__Task details__: In the records below, find each line containing the word "most" and copy it.

__Information shown__:
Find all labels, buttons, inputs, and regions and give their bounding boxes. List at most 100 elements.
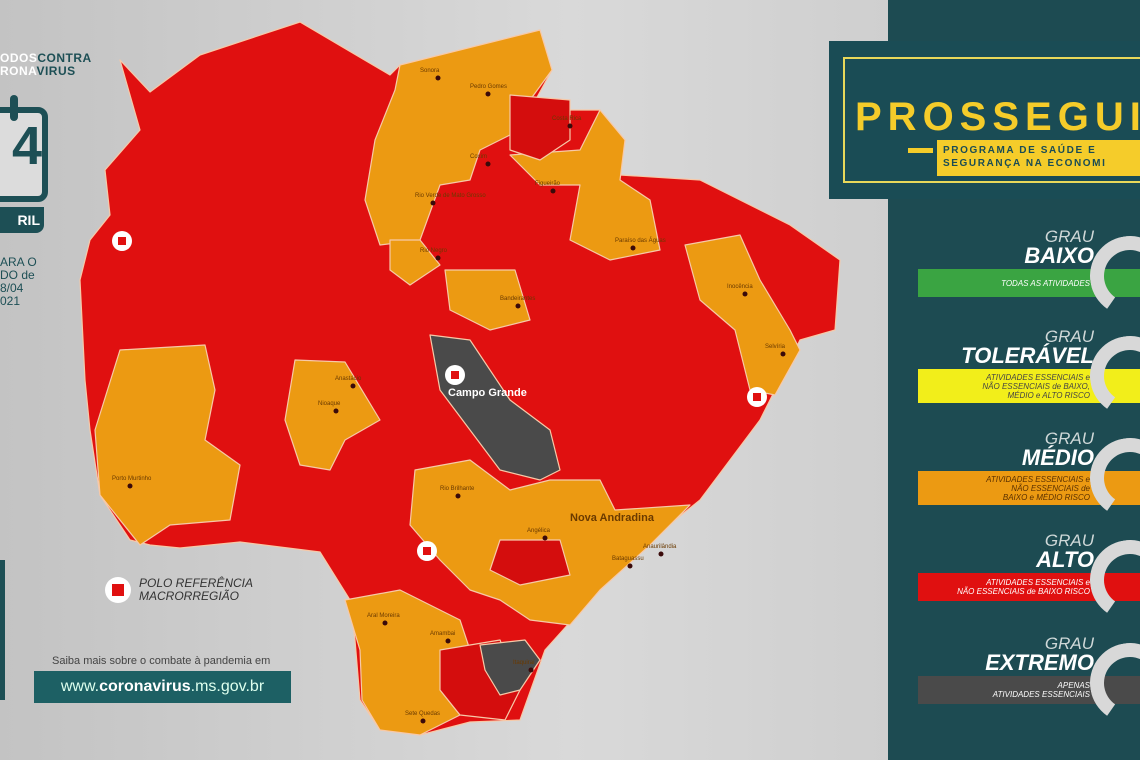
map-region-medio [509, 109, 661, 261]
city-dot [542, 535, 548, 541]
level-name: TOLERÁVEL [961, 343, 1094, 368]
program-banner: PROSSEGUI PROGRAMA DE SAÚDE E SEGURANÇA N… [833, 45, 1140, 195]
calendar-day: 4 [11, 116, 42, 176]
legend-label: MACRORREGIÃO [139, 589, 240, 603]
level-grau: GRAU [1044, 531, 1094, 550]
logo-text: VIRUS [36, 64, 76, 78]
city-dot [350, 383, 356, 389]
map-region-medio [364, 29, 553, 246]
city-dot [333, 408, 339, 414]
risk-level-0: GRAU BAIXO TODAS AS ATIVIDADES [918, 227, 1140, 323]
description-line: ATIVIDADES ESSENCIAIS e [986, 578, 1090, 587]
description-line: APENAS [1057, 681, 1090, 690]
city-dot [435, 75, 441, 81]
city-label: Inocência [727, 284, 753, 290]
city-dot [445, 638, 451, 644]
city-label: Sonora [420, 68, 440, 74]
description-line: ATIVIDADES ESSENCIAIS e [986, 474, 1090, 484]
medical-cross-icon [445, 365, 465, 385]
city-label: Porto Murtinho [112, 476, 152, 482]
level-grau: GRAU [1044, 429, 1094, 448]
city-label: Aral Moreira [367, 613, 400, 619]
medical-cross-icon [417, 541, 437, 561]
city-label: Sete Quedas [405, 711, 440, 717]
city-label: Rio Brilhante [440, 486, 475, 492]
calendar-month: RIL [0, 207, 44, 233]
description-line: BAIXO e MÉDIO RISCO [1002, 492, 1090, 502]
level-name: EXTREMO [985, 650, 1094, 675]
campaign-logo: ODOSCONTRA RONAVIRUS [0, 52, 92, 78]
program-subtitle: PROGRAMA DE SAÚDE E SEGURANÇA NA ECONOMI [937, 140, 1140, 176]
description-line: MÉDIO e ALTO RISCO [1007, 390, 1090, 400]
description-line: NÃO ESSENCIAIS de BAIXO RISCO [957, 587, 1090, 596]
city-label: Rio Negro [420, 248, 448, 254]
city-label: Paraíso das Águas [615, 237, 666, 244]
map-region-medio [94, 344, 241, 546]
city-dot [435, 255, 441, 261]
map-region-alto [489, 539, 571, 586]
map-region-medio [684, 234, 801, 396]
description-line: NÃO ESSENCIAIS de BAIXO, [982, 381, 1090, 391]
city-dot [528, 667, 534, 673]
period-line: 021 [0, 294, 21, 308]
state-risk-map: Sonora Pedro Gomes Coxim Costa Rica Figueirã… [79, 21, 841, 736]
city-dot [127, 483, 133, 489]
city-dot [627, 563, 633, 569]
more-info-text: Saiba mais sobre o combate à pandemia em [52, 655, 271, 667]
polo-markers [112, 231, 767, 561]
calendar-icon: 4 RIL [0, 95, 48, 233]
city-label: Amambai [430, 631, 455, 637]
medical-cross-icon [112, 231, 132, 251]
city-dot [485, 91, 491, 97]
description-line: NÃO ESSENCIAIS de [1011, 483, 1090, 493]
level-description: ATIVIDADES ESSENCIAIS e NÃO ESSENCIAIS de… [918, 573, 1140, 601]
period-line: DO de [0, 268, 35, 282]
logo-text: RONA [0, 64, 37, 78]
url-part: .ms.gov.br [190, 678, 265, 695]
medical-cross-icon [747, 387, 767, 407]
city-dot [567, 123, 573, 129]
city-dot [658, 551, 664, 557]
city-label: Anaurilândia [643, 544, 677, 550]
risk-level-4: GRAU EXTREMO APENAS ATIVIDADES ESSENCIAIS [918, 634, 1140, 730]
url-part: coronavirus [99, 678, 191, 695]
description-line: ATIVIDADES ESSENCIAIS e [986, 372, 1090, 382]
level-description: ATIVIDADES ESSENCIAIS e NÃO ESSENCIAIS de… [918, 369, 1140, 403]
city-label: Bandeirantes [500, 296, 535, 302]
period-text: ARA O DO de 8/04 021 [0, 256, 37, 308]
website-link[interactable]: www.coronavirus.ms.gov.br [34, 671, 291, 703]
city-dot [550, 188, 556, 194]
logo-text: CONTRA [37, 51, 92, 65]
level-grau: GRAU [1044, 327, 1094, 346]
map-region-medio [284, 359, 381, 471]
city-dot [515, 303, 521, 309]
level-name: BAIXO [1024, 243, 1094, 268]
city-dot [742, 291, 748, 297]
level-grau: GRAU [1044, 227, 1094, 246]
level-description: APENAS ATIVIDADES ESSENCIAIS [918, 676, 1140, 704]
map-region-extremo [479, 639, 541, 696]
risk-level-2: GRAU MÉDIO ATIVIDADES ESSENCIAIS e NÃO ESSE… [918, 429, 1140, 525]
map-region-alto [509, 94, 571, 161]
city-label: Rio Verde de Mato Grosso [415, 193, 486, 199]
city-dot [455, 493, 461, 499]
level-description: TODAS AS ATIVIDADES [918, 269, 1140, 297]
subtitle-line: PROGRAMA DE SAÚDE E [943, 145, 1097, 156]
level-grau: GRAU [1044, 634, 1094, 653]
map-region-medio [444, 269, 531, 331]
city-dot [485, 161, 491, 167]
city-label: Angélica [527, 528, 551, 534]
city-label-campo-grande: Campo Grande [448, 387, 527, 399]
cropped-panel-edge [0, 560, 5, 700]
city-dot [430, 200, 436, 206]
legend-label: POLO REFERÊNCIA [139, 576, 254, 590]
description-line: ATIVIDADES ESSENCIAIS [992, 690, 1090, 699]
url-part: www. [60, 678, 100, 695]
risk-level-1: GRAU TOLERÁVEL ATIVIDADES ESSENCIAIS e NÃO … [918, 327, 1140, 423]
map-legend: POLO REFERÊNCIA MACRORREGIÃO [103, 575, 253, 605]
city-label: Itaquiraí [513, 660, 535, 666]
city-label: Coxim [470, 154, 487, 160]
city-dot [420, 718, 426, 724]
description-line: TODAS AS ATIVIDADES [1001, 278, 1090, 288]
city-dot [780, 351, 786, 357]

...

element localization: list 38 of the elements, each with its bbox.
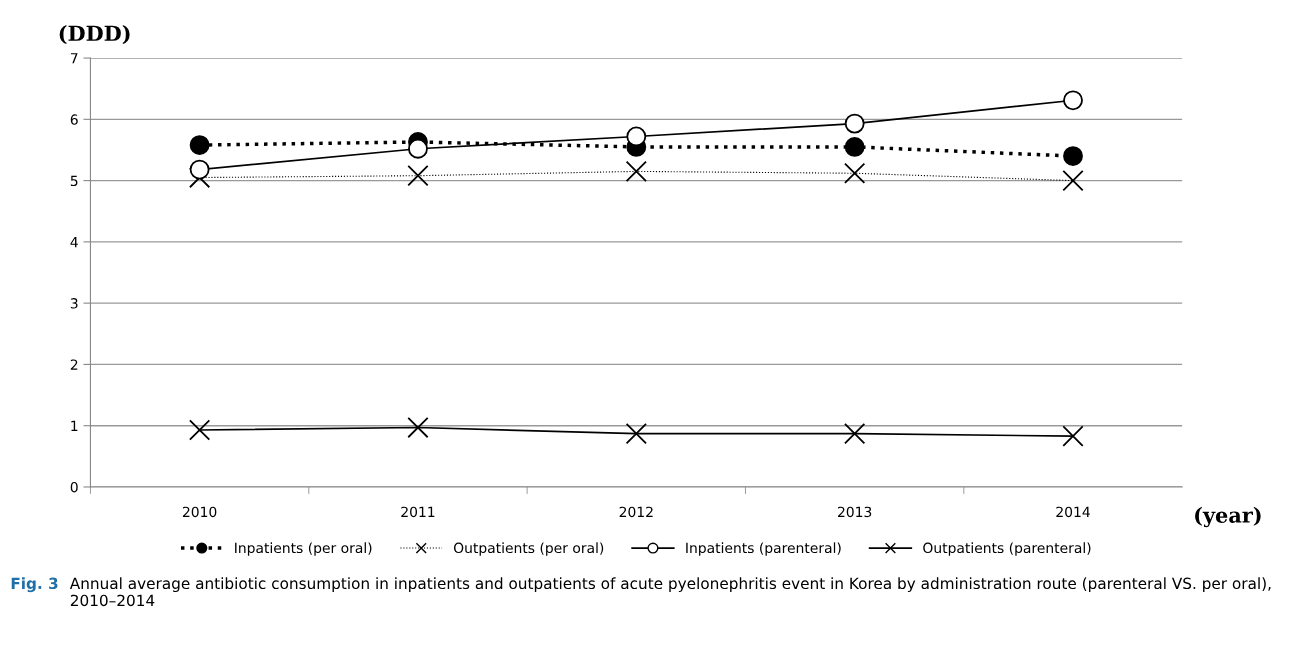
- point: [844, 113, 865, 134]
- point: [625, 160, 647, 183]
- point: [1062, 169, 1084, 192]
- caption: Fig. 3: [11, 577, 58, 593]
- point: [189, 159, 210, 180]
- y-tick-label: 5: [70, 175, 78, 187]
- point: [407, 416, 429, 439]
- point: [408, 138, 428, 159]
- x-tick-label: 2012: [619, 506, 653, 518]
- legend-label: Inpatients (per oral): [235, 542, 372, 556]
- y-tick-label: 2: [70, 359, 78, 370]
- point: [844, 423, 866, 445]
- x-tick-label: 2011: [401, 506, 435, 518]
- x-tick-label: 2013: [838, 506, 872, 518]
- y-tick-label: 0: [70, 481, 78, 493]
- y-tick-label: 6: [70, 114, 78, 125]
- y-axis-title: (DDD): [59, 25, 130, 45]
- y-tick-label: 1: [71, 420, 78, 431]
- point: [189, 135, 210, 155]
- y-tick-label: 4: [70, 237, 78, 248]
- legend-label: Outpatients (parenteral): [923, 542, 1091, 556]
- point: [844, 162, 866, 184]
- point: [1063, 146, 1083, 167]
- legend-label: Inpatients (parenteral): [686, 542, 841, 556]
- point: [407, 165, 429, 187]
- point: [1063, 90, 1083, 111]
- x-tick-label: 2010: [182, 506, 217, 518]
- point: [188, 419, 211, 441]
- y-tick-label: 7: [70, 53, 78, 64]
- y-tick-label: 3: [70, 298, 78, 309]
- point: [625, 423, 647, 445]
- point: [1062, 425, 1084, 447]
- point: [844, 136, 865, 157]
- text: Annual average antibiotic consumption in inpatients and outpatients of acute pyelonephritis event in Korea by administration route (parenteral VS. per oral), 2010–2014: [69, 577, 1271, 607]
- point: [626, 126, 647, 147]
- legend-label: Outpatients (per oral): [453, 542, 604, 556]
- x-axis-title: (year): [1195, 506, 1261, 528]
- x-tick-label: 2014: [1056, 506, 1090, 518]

==

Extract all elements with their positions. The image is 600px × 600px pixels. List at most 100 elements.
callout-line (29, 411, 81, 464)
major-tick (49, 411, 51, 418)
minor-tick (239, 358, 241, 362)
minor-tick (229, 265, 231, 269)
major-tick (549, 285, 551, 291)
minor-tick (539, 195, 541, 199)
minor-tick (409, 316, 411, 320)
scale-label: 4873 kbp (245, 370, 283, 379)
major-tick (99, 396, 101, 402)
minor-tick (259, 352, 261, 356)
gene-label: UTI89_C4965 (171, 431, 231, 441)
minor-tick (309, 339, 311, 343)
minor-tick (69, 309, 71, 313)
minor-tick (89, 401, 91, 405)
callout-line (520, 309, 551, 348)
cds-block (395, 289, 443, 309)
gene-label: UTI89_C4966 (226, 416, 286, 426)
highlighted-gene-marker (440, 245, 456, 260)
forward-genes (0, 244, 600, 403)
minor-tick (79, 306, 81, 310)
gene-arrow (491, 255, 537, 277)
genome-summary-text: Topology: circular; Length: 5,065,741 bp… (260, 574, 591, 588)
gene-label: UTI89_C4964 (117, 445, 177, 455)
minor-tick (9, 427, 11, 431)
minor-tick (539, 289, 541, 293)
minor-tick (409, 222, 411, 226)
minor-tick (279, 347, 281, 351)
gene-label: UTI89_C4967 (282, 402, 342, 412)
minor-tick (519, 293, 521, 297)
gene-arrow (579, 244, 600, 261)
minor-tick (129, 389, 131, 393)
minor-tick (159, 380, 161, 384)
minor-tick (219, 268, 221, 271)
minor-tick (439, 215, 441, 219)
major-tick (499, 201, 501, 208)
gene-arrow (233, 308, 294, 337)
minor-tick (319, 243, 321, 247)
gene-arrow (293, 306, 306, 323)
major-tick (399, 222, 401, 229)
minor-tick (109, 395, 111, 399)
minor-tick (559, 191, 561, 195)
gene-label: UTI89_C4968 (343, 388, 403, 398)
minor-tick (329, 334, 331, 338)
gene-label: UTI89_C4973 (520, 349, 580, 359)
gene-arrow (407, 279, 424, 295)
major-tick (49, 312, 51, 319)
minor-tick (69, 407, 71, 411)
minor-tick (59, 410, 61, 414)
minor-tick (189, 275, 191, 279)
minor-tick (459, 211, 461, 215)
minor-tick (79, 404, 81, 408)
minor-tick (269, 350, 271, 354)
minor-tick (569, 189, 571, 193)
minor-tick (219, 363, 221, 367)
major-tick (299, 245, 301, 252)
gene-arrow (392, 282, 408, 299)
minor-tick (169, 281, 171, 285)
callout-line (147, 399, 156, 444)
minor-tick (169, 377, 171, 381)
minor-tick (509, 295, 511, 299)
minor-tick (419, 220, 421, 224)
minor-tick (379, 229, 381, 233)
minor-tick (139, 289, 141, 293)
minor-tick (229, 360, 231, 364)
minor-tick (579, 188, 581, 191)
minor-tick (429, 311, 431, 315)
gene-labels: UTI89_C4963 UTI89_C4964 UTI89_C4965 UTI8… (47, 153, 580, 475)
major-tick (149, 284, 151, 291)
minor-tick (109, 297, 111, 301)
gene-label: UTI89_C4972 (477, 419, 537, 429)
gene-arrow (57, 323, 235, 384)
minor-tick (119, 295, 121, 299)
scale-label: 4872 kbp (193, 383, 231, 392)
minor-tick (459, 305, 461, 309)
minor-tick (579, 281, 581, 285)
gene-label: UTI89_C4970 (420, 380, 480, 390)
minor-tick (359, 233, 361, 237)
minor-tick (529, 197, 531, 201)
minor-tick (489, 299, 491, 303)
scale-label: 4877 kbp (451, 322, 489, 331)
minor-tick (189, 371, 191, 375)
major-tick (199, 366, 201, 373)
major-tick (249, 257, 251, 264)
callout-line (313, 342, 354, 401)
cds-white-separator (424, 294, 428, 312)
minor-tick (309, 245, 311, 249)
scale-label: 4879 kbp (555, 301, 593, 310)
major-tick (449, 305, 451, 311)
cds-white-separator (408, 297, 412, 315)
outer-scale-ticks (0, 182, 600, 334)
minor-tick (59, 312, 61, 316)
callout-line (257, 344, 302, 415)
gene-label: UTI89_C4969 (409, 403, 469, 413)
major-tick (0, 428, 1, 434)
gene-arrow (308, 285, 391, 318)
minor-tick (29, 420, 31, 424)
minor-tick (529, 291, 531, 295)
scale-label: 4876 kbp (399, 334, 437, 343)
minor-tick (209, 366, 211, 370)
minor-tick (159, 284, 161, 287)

__Answer section__:
Find all labels, buttons, inputs, and regions and give their bounding boxes. List at most 100 elements.
Extract all elements with their positions. The image is 600px × 600px pixels. List at most 100 elements.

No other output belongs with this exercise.